(Written exercise) Arrange the material from its start through the line containing "The remote device 107 is at (1172, 511)." as a two-column CSV with the headers description and positions. Give one row per entry, with its text and its answer each in a single quoted field and line breaks replaced by spaces.
━━ Listed entries ━━
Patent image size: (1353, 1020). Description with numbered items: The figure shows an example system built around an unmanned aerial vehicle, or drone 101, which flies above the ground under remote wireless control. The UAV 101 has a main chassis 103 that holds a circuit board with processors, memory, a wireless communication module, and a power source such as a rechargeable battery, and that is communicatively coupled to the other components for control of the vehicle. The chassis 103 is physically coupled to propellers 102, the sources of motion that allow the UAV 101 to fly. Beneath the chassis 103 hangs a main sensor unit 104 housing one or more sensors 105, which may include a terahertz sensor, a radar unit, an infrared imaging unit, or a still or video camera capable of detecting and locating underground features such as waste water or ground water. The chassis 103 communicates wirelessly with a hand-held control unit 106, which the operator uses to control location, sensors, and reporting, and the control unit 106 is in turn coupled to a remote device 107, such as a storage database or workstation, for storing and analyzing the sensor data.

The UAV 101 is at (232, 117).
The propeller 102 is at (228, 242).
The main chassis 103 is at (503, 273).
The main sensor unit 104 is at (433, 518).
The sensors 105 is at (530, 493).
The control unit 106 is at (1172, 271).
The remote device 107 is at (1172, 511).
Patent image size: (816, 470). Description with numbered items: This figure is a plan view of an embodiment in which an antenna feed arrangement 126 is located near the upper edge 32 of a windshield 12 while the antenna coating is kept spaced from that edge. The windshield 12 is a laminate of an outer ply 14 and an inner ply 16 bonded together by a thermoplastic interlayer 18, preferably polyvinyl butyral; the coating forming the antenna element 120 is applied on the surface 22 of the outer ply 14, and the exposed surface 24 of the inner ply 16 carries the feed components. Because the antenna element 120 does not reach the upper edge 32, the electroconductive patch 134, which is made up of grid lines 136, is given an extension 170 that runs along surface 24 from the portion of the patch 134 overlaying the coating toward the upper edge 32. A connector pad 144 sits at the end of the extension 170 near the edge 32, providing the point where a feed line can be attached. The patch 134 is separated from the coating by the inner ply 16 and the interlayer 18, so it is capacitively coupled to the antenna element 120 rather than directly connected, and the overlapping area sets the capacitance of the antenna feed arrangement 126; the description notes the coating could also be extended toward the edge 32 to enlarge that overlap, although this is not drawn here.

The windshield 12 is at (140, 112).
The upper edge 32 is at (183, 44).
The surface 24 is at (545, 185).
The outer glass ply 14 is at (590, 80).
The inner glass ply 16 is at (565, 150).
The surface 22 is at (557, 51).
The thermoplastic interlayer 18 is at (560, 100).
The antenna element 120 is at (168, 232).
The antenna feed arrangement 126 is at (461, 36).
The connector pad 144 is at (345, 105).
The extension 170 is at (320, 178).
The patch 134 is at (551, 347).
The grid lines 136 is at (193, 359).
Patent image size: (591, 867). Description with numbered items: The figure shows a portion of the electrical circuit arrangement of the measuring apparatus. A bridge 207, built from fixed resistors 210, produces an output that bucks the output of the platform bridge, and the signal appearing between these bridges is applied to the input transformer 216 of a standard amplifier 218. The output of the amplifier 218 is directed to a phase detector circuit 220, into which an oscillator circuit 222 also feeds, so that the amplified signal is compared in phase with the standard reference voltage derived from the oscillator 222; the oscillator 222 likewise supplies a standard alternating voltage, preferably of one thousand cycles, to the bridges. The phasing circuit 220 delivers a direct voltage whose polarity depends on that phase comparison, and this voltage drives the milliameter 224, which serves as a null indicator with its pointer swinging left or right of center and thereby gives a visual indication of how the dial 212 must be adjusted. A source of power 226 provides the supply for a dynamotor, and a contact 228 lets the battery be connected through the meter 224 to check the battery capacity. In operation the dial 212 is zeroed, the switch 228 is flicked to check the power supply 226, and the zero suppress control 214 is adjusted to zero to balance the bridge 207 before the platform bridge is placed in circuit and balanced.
━━━
(Task answer)
description,positions
"Patent image size: (1353, 1020). Description with numbered items: The figure shows an example system built around an unmanned aerial vehicle, or drone 101, which flies above the ground under remote wireless control. The UAV 101 has a main chassis 103 that holds a circuit board with processors, memory, a wireless communication module, and a power source such as a rechargeable battery, and that is communicatively coupled to the other components for control of the vehicle. The chassis 103 is physically coupled to propellers 102, the sources of motion that allow the UAV 101 to fly. Beneath the chassis 103 hangs a main sensor unit 104 housing one or more sensors 105, which may include a terahertz sensor, a radar unit, an infrared imaging unit, or a still or video camera capable of detecting and locating underground features such as waste water or ground water. The chassis 103 communicates wirelessly with a hand-held control unit 106, which the operator uses to control location, sensors, and reporting, and the control unit 106 is in turn coupled to a remote device 107, such as a storage database or workstation, for storing and analyzing the sensor data.","The UAV 101 is at (232, 117). The propeller 102 is at (228, 242). The main chassis 103 is at (503, 273). The main sensor unit 104 is at (433, 518). The sensors 105 is at (530, 493). The control unit 106 is at (1172, 271). The remote device 107 is at (1172, 511)."